_Provided text_:

-------

The announcement was first publicized in September 2011 under the codename G-Reco. [7] Previously, in November 2010, Tomino had previewed an unfinished novel in the 100th issue of Gundam Ace called Hajimetai Capital G no Monogatari (はじめたいキャピタルGの物語), which revolved around a space elevator with similar characters and settings. [7] The scenario for the show was completed and the anime began full production in 2012. [8]

Reconguista in G was officially unveiled at the Gundam 35th Anniversary event on March 20, 2014. [2] During the unveiling, Tomino explained the "G" stands for "Gundam," but primarily means "ground." He also explained the word "reconguista" is based on the Spanish word reconquista; however, the Japanese audience prefers a voiced "g" in the title which necessitated the change. [9]

Staff

Gundam Reconguista in G is Yoshiyuki Tomino's first major original animated work since The Wings of Rean in 2004, though he had directed a CGI short for Gundam's 30th anniversary in 2009 called Ring of Gundam. The character designs of the series are by Kenichi Yoshida, who had his first character designs credit in Tomino's Overman King Gainer . The mechanical designs are by Akira Yasuda, who previously worked with Tomino as a character designer in Turn A Gundam and mecha designer in Overman King Gainer, Kimitoshi Yamane, who also worked with Tomino in Overman King Gainer, and Ippei Gyōbu, an advertising illustrator who was working on his first mechanical designs. [1] Yuugo Kanno is the composer of the music. [6]

Short film

A short film with 3D CGI mecha scenes was released on May 21, 2015, featuring a battle between G-Self and G-Arcane, and the RX-0 Unicorn Gundam 03 Phenex from Mobile Suit Gundam Unicorn . The film was released at Gundam Front Tokyo's Wall-G Theater in Odaiba, Tokyo, Japan.

-------

Dataset entries:
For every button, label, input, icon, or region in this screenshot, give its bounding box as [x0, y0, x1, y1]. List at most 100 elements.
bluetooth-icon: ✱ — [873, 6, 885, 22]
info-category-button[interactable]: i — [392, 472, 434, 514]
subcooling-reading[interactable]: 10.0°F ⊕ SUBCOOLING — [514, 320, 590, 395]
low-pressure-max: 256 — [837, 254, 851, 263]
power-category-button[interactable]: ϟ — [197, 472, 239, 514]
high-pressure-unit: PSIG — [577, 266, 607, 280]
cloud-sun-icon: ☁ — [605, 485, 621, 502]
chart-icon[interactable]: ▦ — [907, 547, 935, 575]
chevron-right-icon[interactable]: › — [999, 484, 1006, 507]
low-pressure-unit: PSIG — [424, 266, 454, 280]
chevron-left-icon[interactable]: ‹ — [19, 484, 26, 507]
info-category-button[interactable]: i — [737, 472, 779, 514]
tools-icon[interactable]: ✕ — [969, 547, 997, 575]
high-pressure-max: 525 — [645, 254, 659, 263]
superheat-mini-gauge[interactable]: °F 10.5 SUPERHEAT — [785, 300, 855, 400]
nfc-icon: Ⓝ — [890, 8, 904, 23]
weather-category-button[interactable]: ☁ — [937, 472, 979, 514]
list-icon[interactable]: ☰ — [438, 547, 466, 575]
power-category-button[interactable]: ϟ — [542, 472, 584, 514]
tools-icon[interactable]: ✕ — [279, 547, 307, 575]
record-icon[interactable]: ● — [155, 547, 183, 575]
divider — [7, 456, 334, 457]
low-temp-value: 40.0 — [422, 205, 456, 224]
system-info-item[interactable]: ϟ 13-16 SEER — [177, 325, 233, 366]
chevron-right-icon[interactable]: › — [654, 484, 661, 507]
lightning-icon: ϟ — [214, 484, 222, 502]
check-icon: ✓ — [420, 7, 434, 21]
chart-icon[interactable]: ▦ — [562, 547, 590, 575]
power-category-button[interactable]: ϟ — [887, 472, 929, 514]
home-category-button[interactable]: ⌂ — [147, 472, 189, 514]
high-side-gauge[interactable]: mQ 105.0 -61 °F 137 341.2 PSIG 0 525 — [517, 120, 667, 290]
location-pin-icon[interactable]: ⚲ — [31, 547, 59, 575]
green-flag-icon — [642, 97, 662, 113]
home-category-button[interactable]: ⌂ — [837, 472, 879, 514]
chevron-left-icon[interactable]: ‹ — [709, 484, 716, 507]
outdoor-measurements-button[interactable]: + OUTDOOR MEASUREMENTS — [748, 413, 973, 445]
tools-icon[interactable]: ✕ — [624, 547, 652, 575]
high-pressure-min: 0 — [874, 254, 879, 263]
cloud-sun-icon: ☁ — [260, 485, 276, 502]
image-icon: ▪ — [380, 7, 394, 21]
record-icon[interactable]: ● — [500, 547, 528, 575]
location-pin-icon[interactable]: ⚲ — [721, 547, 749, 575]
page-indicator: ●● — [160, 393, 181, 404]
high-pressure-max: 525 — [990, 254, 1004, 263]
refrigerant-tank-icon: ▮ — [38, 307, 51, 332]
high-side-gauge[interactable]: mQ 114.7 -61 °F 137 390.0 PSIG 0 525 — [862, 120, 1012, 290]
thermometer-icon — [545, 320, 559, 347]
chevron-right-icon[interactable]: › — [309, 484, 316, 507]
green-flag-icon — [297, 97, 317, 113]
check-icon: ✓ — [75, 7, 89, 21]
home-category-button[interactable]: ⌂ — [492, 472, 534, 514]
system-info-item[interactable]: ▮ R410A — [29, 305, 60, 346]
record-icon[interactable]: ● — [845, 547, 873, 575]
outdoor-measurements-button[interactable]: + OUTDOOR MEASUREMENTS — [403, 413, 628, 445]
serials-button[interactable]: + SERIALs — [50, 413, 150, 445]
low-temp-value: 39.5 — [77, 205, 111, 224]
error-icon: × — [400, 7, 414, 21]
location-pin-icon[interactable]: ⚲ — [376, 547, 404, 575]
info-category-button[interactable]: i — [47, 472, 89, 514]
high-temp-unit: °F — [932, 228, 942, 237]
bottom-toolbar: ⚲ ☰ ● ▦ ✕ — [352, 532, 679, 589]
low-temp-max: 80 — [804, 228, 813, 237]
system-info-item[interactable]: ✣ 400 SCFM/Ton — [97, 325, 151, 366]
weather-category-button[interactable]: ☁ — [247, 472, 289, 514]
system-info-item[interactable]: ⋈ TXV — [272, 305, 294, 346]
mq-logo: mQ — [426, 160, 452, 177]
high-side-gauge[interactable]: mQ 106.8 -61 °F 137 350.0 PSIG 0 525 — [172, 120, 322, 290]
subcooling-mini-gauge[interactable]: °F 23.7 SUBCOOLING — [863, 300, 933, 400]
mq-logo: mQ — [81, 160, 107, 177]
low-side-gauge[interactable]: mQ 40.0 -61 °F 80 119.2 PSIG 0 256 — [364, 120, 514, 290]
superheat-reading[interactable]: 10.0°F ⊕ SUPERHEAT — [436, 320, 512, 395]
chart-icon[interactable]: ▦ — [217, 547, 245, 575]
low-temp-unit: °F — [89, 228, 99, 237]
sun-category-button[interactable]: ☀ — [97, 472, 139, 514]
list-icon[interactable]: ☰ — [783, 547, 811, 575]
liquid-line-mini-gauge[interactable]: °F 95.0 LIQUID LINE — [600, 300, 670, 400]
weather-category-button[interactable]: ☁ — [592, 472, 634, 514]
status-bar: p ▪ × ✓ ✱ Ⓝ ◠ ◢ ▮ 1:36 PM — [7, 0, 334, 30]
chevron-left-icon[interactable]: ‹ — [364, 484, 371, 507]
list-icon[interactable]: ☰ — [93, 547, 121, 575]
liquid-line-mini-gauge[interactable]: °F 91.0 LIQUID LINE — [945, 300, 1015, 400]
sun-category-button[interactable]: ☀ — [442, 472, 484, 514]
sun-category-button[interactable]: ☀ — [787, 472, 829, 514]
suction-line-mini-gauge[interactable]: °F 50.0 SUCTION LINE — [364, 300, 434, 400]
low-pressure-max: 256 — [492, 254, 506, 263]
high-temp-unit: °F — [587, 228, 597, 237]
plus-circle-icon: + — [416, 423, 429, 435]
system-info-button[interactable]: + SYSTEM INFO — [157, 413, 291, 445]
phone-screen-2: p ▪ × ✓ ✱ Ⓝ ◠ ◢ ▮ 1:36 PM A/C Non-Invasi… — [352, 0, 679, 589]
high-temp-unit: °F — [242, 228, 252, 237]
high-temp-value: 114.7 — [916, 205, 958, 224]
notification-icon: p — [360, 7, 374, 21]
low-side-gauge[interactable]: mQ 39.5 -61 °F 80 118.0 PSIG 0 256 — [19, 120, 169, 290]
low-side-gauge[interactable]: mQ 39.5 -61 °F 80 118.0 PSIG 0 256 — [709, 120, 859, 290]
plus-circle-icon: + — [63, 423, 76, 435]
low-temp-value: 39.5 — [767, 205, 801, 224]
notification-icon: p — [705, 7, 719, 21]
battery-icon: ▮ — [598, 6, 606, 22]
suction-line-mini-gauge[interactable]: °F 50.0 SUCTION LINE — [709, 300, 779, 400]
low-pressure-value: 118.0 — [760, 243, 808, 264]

-------

_Prompt_:
Do the following statements agree with the passage on Gundam Reconguista in G above? Answer yes or no for each and quote the deciding words from the passage.
1. The project was first publicized in September 2011 under the codename G-Reco.
2. According to Tomino, the "G" in the title primarily means "Gundam."
3. Ippei Gyōbu had created mechanical designs before working on this series.

_Solution_:
1. Yes: "The announcement was first publicized in September 2011 under the codename G-Reco."
2. No: "the "G" stands for "Gundam," but primarily means "ground.""
3. No: "an advertising illustrator who was working on his first mechanical designs"